#### [EXERCISE TASK]
Scan the lines below for "crumb"; report the number of lines that contain it, and only that.

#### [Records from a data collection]
☆ ☆ ☆ ☆

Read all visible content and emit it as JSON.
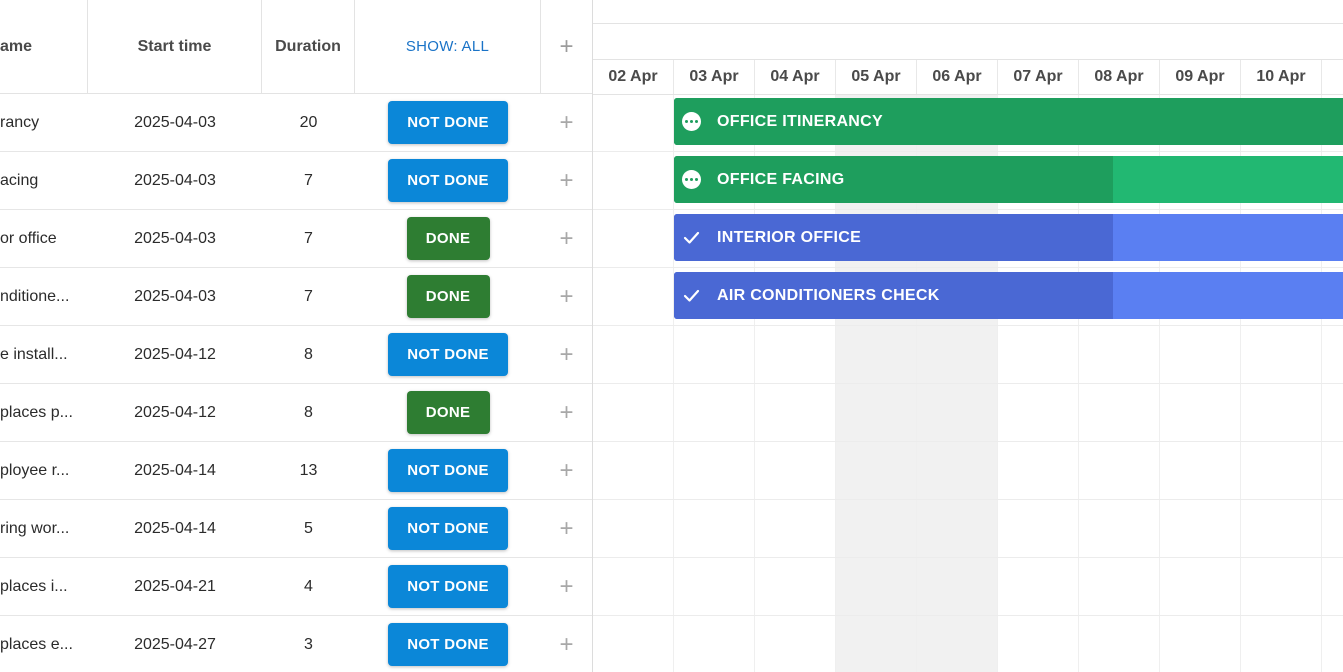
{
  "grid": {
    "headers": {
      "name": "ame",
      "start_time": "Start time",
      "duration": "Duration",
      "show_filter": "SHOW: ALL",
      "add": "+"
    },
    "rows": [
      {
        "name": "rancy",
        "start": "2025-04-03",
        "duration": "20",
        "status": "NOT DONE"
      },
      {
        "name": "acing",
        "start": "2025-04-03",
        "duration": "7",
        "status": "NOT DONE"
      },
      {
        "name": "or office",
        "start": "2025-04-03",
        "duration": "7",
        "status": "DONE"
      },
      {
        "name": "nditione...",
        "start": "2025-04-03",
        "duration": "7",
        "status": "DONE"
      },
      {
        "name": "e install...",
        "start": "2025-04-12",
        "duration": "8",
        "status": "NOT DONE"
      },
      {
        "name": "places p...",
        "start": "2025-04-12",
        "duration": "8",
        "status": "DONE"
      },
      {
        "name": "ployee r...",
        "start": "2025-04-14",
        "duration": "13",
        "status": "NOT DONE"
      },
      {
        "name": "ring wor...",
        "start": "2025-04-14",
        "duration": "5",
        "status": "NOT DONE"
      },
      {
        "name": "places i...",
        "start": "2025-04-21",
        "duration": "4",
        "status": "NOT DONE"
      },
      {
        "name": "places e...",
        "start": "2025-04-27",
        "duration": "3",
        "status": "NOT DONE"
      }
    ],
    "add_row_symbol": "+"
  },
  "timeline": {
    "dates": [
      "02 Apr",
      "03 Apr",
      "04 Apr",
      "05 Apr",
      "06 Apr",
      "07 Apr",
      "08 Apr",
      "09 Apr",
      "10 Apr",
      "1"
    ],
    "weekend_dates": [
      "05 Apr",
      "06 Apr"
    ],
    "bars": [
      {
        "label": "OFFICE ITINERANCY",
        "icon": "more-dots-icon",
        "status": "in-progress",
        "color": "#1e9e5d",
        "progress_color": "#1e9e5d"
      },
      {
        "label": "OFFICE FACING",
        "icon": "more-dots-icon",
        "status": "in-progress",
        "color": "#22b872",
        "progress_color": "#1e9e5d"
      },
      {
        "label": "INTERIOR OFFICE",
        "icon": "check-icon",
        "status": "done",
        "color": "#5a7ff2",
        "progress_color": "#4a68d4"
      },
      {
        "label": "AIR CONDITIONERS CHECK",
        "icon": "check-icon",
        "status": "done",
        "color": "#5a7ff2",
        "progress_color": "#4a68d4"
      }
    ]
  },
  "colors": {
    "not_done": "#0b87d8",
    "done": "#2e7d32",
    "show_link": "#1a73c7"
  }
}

☆ ☆ ☆ ☆

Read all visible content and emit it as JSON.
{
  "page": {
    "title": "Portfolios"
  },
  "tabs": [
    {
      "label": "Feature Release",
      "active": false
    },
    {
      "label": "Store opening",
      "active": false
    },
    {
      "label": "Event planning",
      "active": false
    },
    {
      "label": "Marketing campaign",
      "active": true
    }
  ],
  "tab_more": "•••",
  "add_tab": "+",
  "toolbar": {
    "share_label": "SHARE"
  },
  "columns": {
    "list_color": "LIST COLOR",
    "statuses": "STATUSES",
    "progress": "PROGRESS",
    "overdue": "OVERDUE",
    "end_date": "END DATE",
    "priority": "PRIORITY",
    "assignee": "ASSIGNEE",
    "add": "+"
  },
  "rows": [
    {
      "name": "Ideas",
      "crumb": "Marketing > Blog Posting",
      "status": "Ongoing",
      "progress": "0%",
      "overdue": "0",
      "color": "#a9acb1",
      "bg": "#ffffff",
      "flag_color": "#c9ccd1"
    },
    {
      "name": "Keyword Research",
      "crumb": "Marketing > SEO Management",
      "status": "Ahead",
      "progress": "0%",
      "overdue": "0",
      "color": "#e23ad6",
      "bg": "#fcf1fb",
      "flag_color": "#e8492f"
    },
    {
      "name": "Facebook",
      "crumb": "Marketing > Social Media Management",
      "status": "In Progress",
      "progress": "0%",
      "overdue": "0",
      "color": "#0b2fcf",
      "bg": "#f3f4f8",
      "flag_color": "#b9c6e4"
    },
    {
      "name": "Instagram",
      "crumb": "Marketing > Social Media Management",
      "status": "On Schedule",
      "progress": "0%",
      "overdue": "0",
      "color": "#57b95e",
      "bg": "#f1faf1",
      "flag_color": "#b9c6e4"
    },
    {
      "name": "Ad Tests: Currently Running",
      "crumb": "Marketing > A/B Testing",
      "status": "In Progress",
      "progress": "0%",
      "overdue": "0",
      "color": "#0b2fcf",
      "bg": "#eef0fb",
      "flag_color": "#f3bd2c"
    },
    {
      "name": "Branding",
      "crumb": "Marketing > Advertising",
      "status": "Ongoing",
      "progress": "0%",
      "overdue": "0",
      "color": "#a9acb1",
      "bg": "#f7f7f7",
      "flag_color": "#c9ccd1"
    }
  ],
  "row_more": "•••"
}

☆ ☆ ☆ ☆

#### [EXERCISE RESPONSE]
6